- **OBJECTIVE**:
Write out all entries word for word.
## START RECORDED INFORMATION
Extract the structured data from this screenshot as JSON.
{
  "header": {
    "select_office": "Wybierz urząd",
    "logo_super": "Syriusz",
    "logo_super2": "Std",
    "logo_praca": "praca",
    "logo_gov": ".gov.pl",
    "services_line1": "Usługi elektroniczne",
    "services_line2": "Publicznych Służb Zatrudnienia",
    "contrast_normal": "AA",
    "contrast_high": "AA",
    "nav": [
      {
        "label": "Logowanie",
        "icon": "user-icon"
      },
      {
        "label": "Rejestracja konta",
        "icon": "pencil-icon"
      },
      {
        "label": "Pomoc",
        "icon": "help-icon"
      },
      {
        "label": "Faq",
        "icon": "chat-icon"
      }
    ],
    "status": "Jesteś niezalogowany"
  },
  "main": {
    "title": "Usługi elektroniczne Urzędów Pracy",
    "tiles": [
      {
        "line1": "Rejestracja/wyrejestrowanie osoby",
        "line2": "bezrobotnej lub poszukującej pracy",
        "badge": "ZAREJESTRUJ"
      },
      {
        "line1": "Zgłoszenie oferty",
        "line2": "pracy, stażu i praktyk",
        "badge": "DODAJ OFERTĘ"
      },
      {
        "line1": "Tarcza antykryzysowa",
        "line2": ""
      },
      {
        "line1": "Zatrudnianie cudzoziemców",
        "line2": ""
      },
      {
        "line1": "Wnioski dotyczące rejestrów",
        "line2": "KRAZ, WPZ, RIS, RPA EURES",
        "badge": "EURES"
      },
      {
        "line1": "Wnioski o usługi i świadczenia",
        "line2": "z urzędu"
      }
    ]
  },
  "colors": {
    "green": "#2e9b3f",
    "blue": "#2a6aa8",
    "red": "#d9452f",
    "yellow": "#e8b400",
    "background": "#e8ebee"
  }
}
## END RECORDED INFORMATION
- **WRITTEN ANSWER**:
Extract the structured data from this screenshot as JSON.
{
  "header": {
    "select_office": "Wybierz urząd",
    "logo_super": "Syriusz",
    "logo_super2": "Std",
    "logo_praca": "praca",
    "logo_gov": ".gov.pl",
    "services_line1": "Usługi elektroniczne",
    "services_line2": "Publicznych Służb Zatrudnienia",
    "contrast_normal": "AA",
    "contrast_high": "AA",
    "nav": [
      {
        "label": "Logowanie",
        "icon": "user-icon"
      },
      {
        "label": "Rejestracja konta",
        "icon": "pencil-icon"
      },
      {
        "label": "Pomoc",
        "icon": "help-icon"
      },
      {
        "label": "Faq",
        "icon": "chat-icon"
      }
    ],
    "status": "Jesteś niezalogowany"
  },
  "main": {
    "title": "Usługi elektroniczne Urzędów Pracy",
    "tiles": [
      {
        "line1": "Rejestracja/wyrejestrowanie osoby",
        "line2": "bezrobotnej lub poszukującej pracy",
        "badge": "ZAREJESTRUJ"
      },
      {
        "line1": "Zgłoszenie oferty",
        "line2": "pracy, stażu i praktyk",
        "badge": "DODAJ OFERTĘ"
      },
      {
        "line1": "Tarcza antykryzysowa",
        "line2": ""
      },
      {
        "line1": "Zatrudnianie cudzoziemców",
        "line2": ""
      },
      {
        "line1": "Wnioski dotyczące rejestrów",
        "line2": "KRAZ, WPZ, RIS, RPA EURES",
        "badge": "EURES"
      },
      {
        "line1": "Wnioski o usługi i świadczenia",
        "line2": "z urzędu"
      }
    ]
  },
  "colors": {
    "green": "#2e9b3f",
    "blue": "#2a6aa8",
    "red": "#d9452f",
    "yellow": "#e8b400",
    "background": "#e8ebee"
  }
}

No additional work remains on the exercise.